## Task directions:
Locate and copy all lines bearing the word "region".

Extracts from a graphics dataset
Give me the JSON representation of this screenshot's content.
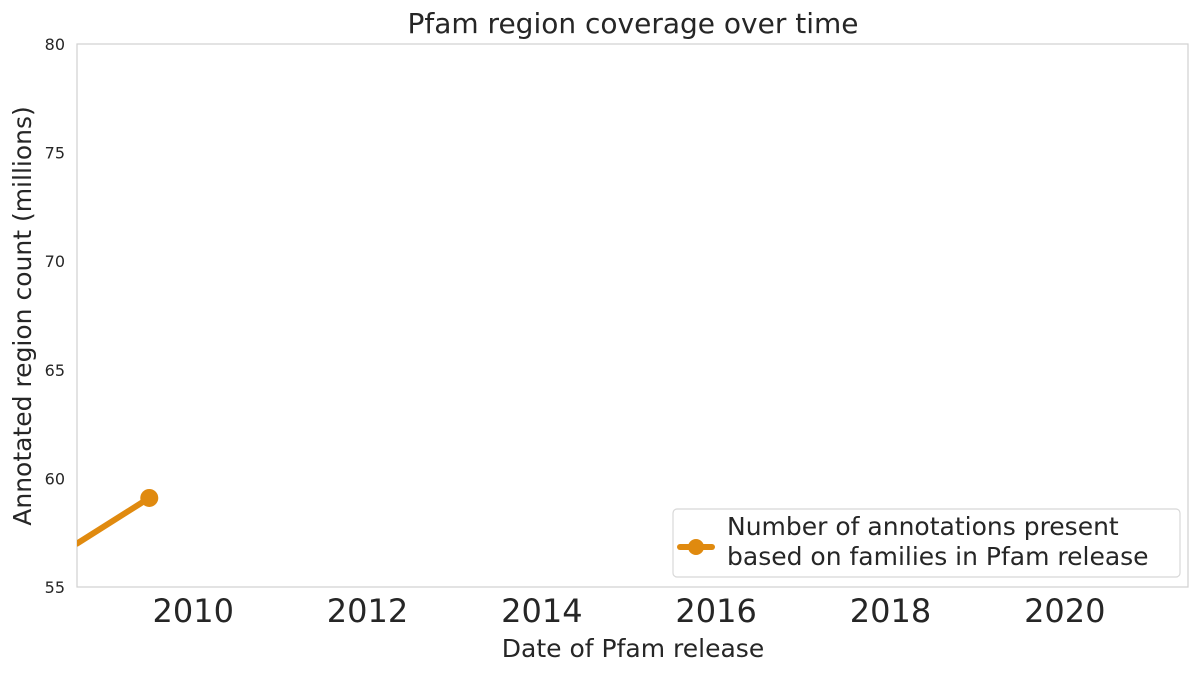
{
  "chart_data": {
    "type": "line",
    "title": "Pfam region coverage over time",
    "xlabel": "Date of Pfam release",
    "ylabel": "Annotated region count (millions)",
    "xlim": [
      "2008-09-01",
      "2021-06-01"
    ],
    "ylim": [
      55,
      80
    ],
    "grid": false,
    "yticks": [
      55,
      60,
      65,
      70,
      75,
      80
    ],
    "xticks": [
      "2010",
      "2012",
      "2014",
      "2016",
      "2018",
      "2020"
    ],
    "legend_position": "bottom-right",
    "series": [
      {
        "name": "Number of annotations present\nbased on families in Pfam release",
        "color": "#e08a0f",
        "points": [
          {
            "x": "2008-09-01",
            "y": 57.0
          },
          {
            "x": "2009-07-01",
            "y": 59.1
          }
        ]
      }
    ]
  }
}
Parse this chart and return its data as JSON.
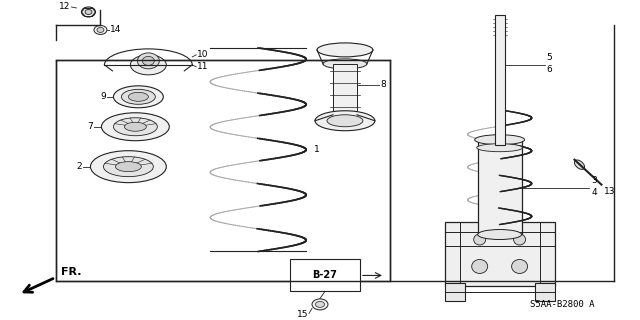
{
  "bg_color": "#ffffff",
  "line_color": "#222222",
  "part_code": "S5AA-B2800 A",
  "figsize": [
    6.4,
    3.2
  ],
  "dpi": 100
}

## Task solution:
    "title": "Pfam region coverage over time",
    "ylabel": "Annotated region count (millions)",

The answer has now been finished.